*Extracted material*.
»»

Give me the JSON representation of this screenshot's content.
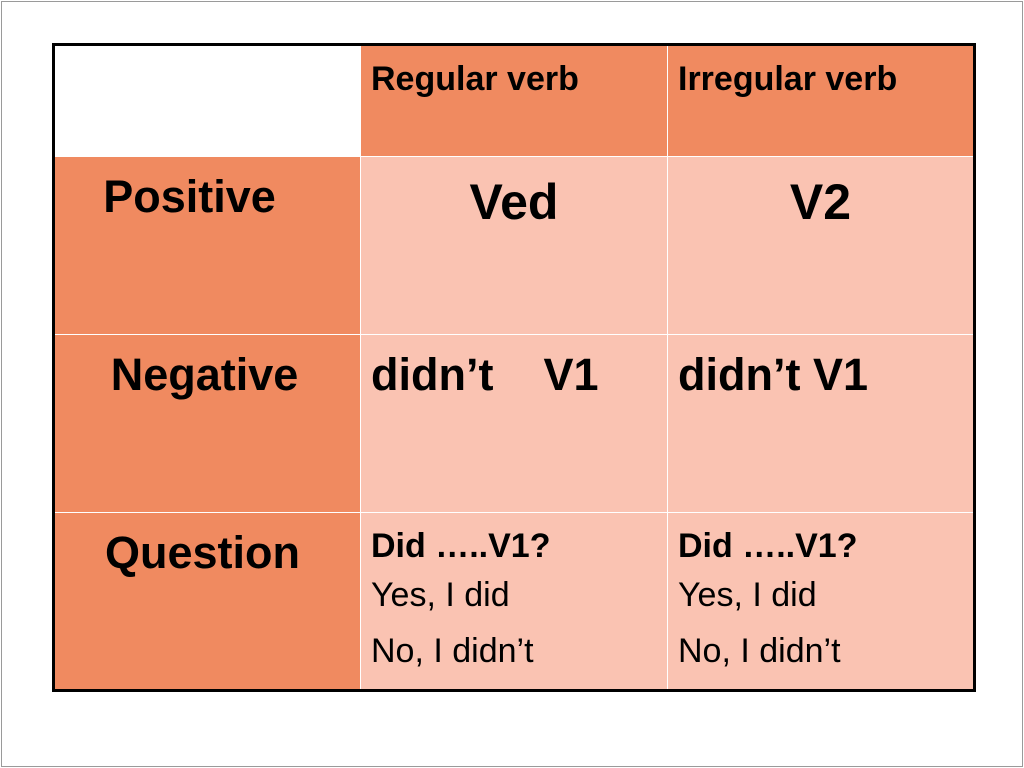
{
  "table": {
    "headers": [
      "",
      "Regular verb",
      "Irregular verb"
    ],
    "rows": [
      {
        "label": "Positive",
        "regular": "Ved",
        "irregular": "V2"
      },
      {
        "label": "Negative",
        "regular": "didn’t    V1",
        "irregular": "didn’t V1"
      },
      {
        "label": "Question",
        "regular": [
          "Did …..V1?",
          "Yes, I did",
          "No, I didn’t"
        ],
        "irregular": [
          "Did …..V1?",
          "Yes, I did",
          "No, I didn’t"
        ]
      }
    ]
  },
  "colors": {
    "header_fill": "#f08a60",
    "cell_fill": "#fac3b2",
    "corner_fill": "#ffffff",
    "border": "#000000"
  }
}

««

*Challenge*. Filter the entries down to the lines with the word "label" in them.

*Solution*.
        "label": "Positive",
        "label": "Negative",
        "label": "Question",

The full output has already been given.